─── Supplied material

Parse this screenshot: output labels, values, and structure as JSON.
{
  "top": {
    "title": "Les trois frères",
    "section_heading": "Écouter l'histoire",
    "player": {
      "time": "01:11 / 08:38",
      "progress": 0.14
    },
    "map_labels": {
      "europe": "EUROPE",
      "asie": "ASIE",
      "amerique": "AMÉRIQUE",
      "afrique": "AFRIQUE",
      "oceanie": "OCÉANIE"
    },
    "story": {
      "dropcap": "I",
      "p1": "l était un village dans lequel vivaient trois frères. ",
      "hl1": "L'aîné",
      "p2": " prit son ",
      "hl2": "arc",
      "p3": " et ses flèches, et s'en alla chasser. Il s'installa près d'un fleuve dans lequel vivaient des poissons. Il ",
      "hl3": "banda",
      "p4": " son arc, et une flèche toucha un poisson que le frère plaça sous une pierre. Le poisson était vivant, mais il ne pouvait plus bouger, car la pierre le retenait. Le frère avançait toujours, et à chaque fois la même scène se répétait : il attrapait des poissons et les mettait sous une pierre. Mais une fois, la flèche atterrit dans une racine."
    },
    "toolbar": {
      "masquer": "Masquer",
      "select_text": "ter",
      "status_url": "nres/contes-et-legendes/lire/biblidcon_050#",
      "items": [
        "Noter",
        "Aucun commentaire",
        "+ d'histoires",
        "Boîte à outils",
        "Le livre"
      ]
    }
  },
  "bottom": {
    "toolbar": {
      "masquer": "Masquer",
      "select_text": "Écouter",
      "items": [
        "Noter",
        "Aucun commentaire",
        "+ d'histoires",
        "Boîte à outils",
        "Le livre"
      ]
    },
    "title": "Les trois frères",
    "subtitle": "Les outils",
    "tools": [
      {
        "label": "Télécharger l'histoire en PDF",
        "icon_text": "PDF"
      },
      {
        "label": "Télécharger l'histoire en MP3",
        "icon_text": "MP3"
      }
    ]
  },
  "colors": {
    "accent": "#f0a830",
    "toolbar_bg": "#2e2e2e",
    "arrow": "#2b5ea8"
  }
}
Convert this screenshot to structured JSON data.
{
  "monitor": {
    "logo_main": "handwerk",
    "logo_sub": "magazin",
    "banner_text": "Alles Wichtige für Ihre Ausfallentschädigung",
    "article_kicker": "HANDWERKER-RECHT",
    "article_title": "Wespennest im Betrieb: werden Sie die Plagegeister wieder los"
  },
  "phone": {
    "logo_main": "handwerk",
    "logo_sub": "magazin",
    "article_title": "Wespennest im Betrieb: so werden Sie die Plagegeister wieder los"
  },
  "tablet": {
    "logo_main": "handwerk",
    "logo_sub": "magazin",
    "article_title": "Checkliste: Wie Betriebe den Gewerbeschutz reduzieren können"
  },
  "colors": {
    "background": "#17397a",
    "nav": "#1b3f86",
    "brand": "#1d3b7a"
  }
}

──────

From the line that contains "Convert this screenshot" to the last line of the material above, repeat every line exactly, keeping both the first and the last.

→ **Solution to this problem**:
Convert this screenshot to structured JSON data.
{
  "monitor": {
    "logo_main": "handwerk",
    "logo_sub": "magazin",
    "banner_text": "Alles Wichtige für Ihre Ausfallentschädigung",
    "article_kicker": "HANDWERKER-RECHT",
    "article_title": "Wespennest im Betrieb: werden Sie die Plagegeister wieder los"
  },
  "phone": {
    "logo_main": "handwerk",
    "logo_sub": "magazin",
    "article_title": "Wespennest im Betrieb: so werden Sie die Plagegeister wieder los"
  },
  "tablet": {
    "logo_main": "handwerk",
    "logo_sub": "magazin",
    "article_title": "Checkliste: Wie Betriebe den Gewerbeschutz reduzieren können"
  },
  "colors": {
    "background": "#17397a",
    "nav": "#1b3f86",
    "brand": "#1d3b7a"
  }
}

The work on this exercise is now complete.